=== DATA TO PROCESS ===
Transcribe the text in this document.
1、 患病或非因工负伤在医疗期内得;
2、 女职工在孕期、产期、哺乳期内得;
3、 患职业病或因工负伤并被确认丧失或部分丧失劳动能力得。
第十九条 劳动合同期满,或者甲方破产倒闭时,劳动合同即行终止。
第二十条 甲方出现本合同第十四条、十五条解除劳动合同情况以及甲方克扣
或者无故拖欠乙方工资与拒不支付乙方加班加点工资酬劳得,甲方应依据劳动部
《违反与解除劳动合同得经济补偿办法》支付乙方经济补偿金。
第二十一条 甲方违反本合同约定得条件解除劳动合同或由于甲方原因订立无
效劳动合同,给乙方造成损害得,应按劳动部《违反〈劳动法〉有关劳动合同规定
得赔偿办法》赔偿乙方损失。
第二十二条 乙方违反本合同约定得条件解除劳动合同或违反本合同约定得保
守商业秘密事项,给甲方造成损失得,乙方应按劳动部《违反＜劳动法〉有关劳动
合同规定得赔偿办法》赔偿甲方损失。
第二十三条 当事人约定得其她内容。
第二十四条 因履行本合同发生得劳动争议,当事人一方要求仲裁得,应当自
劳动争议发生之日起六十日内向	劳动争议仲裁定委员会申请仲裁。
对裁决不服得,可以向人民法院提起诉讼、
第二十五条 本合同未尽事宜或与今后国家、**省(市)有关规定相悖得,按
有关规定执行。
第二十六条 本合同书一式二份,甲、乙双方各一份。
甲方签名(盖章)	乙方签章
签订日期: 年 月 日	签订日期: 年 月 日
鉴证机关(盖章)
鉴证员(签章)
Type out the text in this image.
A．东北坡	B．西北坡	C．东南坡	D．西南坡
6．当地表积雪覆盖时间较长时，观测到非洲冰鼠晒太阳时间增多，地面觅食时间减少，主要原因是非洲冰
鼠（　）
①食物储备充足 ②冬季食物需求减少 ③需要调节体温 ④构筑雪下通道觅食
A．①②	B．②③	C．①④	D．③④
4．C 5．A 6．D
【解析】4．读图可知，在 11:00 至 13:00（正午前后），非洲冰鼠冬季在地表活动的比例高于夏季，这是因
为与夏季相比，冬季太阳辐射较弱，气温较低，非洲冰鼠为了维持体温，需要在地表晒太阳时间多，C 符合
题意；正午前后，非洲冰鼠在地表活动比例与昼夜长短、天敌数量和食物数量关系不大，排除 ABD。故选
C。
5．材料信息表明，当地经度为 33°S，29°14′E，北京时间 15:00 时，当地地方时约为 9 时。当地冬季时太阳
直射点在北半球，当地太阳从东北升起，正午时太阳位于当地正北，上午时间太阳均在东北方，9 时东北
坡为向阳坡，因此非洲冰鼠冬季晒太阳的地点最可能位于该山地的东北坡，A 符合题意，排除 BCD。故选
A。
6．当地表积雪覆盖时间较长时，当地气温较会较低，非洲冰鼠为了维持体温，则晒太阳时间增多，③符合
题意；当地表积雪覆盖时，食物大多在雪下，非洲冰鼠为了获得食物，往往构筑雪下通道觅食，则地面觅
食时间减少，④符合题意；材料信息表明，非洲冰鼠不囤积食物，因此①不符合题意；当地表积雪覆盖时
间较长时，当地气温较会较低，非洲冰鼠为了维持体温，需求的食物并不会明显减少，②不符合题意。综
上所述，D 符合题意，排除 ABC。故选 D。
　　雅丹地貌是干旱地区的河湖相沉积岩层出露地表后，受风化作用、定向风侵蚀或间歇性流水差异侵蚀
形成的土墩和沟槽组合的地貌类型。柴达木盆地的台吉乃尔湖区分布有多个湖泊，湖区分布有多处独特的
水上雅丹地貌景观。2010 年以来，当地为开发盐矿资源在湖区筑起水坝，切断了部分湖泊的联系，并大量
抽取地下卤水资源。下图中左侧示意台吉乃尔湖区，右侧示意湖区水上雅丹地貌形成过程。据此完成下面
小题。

=== YOUR TASK ===
Reproduce the complete data exactly as presented above.

=== COMPLETE RESPONSE ===
Transcribe the text in this document.
1、 患病或非因工负伤在医疗期内得;
2、 女职工在孕期、产期、哺乳期内得;
3、 患职业病或因工负伤并被确认丧失或部分丧失劳动能力得。
第十九条 劳动合同期满,或者甲方破产倒闭时,劳动合同即行终止。
第二十条 甲方出现本合同第十四条、十五条解除劳动合同情况以及甲方克扣
或者无故拖欠乙方工资与拒不支付乙方加班加点工资酬劳得,甲方应依据劳动部
《违反与解除劳动合同得经济补偿办法》支付乙方经济补偿金。
第二十一条 甲方违反本合同约定得条件解除劳动合同或由于甲方原因订立无
效劳动合同,给乙方造成损害得,应按劳动部《违反〈劳动法〉有关劳动合同规定
得赔偿办法》赔偿乙方损失。
第二十二条 乙方违反本合同约定得条件解除劳动合同或违反本合同约定得保
守商业秘密事项,给甲方造成损失得,乙方应按劳动部《违反＜劳动法〉有关劳动
合同规定得赔偿办法》赔偿甲方损失。
第二十三条 当事人约定得其她内容。
第二十四条 因履行本合同发生得劳动争议,当事人一方要求仲裁得,应当自
劳动争议发生之日起六十日内向	劳动争议仲裁定委员会申请仲裁。
对裁决不服得,可以向人民法院提起诉讼、
第二十五条 本合同未尽事宜或与今后国家、**省(市)有关规定相悖得,按
有关规定执行。
第二十六条 本合同书一式二份,甲、乙双方各一份。
甲方签名(盖章)	乙方签章
签订日期: 年 月 日	签订日期: 年 月 日
鉴证机关(盖章)
鉴证员(签章)
Type out the text in this image.
A．东北坡	B．西北坡	C．东南坡	D．西南坡
6．当地表积雪覆盖时间较长时，观测到非洲冰鼠晒太阳时间增多，地面觅食时间减少，主要原因是非洲冰
鼠（　）
①食物储备充足 ②冬季食物需求减少 ③需要调节体温 ④构筑雪下通道觅食
A．①②	B．②③	C．①④	D．③④
4．C 5．A 6．D
【解析】4．读图可知，在 11:00 至 13:00（正午前后），非洲冰鼠冬季在地表活动的比例高于夏季，这是因
为与夏季相比，冬季太阳辐射较弱，气温较低，非洲冰鼠为了维持体温，需要在地表晒太阳时间多，C 符合
题意；正午前后，非洲冰鼠在地表活动比例与昼夜长短、天敌数量和食物数量关系不大，排除 ABD。故选
C。
5．材料信息表明，当地经度为 33°S，29°14′E，北京时间 15:00 时，当地地方时约为 9 时。当地冬季时太阳
直射点在北半球，当地太阳从东北升起，正午时太阳位于当地正北，上午时间太阳均在东北方，9 时东北
坡为向阳坡，因此非洲冰鼠冬季晒太阳的地点最可能位于该山地的东北坡，A 符合题意，排除 BCD。故选
A。
6．当地表积雪覆盖时间较长时，当地气温较会较低，非洲冰鼠为了维持体温，则晒太阳时间增多，③符合
题意；当地表积雪覆盖时，食物大多在雪下，非洲冰鼠为了获得食物，往往构筑雪下通道觅食，则地面觅
食时间减少，④符合题意；材料信息表明，非洲冰鼠不囤积食物，因此①不符合题意；当地表积雪覆盖时
间较长时，当地气温较会较低，非洲冰鼠为了维持体温，需求的食物并不会明显减少，②不符合题意。综
上所述，D 符合题意，排除 ABC。故选 D。
　　雅丹地貌是干旱地区的河湖相沉积岩层出露地表后，受风化作用、定向风侵蚀或间歇性流水差异侵蚀
形成的土墩和沟槽组合的地貌类型。柴达木盆地的台吉乃尔湖区分布有多个湖泊，湖区分布有多处独特的
水上雅丹地貌景观。2010 年以来，当地为开发盐矿资源在湖区筑起水坝，切断了部分湖泊的联系，并大量
抽取地下卤水资源。下图中左侧示意台吉乃尔湖区，右侧示意湖区水上雅丹地貌形成过程。据此完成下面
小题。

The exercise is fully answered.